REQUIRED TASK: Below are some records; work out how many of their lines contain "използвани" and give the number only.

EXCERPTED DATA:
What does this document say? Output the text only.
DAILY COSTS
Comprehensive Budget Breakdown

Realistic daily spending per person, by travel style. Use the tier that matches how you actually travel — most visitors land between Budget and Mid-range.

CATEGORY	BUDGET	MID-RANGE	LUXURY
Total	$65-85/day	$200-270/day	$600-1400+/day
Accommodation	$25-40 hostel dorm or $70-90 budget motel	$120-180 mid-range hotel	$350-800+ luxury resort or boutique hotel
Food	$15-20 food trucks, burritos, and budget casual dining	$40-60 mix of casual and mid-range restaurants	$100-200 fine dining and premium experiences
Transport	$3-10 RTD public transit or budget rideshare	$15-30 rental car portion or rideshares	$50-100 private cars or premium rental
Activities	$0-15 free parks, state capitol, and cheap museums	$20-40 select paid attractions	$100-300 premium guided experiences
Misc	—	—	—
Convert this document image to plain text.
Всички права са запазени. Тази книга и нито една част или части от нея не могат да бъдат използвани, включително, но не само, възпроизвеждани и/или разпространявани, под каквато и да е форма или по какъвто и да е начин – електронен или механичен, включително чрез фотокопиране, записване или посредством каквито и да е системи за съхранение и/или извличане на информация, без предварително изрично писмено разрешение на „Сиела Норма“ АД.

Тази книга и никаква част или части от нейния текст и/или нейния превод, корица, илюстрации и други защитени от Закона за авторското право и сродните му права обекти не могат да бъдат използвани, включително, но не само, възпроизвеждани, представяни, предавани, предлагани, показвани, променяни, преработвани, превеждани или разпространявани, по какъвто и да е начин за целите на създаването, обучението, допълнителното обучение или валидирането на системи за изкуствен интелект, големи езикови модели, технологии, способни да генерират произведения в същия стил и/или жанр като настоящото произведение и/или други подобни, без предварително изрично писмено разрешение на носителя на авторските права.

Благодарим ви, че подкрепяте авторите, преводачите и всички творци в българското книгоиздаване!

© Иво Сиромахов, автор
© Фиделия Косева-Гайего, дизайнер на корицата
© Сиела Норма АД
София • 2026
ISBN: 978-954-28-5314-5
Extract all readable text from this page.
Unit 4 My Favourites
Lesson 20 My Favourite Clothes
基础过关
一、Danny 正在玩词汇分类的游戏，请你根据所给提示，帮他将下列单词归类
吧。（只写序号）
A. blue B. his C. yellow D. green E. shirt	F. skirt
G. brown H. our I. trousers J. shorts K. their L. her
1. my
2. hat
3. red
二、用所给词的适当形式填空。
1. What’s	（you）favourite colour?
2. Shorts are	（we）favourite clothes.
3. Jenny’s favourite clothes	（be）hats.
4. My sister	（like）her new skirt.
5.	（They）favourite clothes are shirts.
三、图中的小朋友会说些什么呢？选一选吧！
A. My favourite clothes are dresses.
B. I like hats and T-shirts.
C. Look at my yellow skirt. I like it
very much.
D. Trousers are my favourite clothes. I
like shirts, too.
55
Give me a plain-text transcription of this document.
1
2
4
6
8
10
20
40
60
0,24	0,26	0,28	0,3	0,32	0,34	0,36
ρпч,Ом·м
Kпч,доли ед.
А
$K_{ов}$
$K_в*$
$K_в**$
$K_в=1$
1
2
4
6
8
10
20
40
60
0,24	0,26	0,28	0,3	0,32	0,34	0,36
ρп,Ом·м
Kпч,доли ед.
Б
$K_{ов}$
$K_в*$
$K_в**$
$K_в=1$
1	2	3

THE RESPONSE: 2